Texto extraído.
================================
Nicolau Maquiavel já dizia que o sucesso do príncipe depende da virtù e da fortuna. Quando a fortuna muda, certas virtudes viram defeitos que podem até ser fatais. Indiscutivelmente, Bolsonaro é um homem bafejado pela sorte, sua própria sobrevivência à facada em Juiz de Fora na campanha eleitoral serve de exemplo. Além de milagroso (Bolsonaro acredita nisso piamente), o episódio foi decisivo para que o “mito” se tornasse imbatível na eleição. Nesse quesito, portanto, não há adversidade. Exemplo de ambiente favorável ao governo é a blindagem patrocinada pelo Congresso ao ministro da Economia, Paulo Guedes, entre outras coisas, com a aprovação da reforma da Previdência, que deve ser concluída neste mês.

O problema é a virtù mesmo. Em certa passagem das Mil e Uma Noites, o vizir diz à filha Xerazade: “Aquele que não prevê as consequências dos seus atos não pode conservar os favores do século”. É aí que mora o perigo para Bolsonaro. Seu problema não é a oposição, ainda que sua retórica procure manter a polarização com a esquerda tradicional e o ex-presidente Luiz Inácio Lula da Silva, que cumpre pena em Curitiba, por considerar a estratégia eleitoral mais segura para a reeleição. Exemplo: a política ambiental, na qual o governo corre atrás dos prejuízos e continuará correndo por um bom tempo. Agora, sua política indigenista agride o grande legado do marechal Cândido Rondon, dos irmãos Villas Boas e de Darcy Ribeiro, entre outros. E pode reverter o crescimento da população indígena no Brasil, que é a medida do sucesso da estratégia de demarcação de suas terras.

Desigualdades

Nesse rumo, é previsível o aumento de casos de suicídios, mortes por doenças e assassinatos de líderes indígenas em conflitos violentos com madeireiros e garimpeiros. Se isso de fato ocorrer, aliado à redução da população indígena, estará caracterizado um genocídio. Bolsonaro subestima a repercussão internacional que isso pode ter, assim como o papel do índio na formação da identidade nacional. Não se dá conta de que todo brasileiro fala a língua dos índios, na nossa culinária, na toponímia e até mesmo no hábito de tomar dois ou mais banhos por dia. No Brasil, as famílias miscigenadas são a maioria, raras não têm o arquétipo de uma “tataravó” índia que pitava no quintal e fazia beiju.
================================
Dados para análise.
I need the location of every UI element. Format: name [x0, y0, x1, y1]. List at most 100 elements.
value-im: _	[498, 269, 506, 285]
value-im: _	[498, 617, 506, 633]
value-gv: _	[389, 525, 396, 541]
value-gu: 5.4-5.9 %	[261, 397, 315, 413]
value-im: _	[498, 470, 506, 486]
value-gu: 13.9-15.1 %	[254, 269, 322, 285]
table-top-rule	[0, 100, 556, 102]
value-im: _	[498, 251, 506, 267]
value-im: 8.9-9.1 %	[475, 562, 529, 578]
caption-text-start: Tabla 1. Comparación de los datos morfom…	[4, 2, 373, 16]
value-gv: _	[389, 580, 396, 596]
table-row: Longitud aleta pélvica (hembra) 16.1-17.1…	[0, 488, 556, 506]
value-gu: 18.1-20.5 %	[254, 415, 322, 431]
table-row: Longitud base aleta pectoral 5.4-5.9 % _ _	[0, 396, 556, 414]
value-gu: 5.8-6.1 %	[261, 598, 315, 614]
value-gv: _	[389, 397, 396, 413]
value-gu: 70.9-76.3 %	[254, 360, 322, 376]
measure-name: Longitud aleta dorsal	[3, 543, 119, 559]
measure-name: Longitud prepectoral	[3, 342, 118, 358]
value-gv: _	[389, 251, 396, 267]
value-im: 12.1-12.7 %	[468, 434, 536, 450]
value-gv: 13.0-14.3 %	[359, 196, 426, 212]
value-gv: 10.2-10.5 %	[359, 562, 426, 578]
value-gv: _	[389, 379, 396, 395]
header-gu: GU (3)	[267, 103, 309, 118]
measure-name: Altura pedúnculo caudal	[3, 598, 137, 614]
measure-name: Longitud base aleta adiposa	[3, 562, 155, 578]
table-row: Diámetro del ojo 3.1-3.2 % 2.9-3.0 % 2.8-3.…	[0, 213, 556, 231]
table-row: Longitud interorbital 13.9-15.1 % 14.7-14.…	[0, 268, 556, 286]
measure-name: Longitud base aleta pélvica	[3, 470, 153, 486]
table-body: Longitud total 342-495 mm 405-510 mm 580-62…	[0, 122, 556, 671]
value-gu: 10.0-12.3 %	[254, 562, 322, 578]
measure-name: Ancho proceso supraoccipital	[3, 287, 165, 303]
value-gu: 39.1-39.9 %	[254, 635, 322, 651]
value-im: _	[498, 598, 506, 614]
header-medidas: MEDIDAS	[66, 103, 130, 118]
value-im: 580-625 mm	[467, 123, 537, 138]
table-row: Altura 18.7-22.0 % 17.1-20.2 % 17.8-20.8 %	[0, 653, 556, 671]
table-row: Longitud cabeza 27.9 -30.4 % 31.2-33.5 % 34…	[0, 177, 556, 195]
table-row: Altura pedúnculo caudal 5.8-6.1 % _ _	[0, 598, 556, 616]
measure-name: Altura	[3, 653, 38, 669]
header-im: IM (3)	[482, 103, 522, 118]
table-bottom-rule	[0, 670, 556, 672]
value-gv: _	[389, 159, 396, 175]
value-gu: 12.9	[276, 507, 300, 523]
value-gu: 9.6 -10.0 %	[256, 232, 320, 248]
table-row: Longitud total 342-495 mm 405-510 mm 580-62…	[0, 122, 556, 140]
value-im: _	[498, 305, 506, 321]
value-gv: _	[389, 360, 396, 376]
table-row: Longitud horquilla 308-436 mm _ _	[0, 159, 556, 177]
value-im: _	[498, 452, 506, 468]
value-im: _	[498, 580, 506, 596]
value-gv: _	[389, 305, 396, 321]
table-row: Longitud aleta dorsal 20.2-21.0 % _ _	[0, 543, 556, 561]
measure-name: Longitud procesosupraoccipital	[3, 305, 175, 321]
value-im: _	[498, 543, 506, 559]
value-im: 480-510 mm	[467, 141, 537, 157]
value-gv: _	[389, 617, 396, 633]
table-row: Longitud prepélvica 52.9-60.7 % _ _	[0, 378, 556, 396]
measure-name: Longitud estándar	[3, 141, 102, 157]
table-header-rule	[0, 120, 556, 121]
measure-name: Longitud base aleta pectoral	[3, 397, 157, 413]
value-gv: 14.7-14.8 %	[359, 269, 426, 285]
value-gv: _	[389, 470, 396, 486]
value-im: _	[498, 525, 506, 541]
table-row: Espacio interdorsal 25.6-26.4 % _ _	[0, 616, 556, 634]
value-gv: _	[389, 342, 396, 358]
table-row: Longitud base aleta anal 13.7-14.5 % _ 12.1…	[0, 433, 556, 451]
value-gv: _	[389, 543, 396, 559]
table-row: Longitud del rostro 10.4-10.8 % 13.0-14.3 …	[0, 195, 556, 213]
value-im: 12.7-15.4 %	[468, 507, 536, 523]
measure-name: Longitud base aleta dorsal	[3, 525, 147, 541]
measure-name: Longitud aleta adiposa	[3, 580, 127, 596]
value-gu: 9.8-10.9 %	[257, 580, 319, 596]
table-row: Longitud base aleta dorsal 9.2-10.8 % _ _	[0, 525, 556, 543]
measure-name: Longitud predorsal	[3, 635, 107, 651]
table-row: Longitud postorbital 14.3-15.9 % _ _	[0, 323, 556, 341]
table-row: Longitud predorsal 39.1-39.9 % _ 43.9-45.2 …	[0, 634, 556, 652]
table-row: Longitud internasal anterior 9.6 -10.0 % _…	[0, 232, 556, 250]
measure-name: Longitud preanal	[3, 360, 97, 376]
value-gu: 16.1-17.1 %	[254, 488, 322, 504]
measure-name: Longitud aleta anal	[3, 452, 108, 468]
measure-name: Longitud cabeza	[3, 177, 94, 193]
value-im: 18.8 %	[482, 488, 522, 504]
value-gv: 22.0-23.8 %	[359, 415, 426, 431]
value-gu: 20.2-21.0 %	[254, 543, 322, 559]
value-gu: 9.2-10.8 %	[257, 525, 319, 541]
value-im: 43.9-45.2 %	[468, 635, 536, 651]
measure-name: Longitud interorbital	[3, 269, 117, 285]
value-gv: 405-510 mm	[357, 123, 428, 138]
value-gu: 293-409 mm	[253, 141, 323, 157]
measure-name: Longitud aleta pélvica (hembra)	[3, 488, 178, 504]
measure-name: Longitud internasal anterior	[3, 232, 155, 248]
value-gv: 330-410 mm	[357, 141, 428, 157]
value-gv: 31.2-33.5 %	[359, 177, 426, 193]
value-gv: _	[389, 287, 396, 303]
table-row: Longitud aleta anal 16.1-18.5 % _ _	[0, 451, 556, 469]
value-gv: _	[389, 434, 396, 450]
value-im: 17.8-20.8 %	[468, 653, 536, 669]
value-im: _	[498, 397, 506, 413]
================================
Resuma o texto extraído em duas frases.

Bolsonaro é favorecido pela fortuna, como mostram sua sobrevivência à facada em Juiz de Fora e a blindagem do Congresso a Paulo Guedes, mas seu problema está na virtù, e não na oposição. Sua política indigenista agride o legado de Rondon, dos irmãos Villas Boas e de Darcy Ribeiro e pode reverter o crescimento da população indígena e aumentar as mortes de indígenas, o que caracterizaria um genocídio, enquanto ele subestima a repercussão internacional e o papel do índio na identidade nacional.